THE REQUEST:
From the entries below, copy out every line with "steps" in it.

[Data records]
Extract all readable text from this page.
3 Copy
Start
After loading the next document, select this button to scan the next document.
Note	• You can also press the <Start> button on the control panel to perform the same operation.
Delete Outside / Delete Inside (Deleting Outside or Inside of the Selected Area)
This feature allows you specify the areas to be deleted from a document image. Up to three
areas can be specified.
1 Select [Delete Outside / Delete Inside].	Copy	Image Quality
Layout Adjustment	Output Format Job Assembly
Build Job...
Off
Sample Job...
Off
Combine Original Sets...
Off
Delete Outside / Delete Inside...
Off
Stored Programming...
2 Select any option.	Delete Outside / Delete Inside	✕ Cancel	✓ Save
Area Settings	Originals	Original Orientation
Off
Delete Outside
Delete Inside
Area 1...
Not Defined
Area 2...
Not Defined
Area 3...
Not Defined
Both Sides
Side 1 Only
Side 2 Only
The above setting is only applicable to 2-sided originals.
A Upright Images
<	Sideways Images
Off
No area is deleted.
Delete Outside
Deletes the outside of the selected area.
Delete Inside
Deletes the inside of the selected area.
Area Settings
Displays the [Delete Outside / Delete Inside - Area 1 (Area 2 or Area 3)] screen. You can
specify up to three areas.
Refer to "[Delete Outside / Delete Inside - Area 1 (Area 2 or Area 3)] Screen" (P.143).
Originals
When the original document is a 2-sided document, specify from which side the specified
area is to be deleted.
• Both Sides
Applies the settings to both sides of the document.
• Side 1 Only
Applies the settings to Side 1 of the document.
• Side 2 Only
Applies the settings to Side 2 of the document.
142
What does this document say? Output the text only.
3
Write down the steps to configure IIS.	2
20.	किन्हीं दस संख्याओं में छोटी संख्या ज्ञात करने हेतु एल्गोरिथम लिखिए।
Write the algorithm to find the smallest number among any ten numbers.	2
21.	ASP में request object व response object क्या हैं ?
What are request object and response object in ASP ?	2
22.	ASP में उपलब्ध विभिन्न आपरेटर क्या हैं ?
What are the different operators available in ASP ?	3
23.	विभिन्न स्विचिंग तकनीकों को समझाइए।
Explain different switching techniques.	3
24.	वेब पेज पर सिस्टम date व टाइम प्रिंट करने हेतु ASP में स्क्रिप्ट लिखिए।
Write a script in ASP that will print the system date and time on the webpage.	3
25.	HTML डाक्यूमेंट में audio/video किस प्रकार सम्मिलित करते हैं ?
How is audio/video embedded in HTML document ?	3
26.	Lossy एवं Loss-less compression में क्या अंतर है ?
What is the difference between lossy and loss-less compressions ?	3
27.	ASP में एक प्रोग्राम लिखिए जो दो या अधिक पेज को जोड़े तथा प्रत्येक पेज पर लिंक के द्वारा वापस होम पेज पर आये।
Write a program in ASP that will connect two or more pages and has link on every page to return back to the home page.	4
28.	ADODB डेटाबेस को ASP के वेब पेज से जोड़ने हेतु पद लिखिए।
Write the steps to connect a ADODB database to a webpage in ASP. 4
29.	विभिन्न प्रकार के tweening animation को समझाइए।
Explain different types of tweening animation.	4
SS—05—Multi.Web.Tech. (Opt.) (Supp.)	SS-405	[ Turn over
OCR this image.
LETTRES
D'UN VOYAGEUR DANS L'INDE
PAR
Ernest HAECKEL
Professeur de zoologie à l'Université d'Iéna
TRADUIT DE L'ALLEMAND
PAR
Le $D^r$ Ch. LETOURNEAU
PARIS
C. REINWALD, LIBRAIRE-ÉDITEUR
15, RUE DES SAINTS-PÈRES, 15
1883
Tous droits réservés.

SOLUTION TO THIS PROBLEM:
Write down the steps to configure IIS.	2
Write the steps to connect a ADODB database to a webpage in ASP. 4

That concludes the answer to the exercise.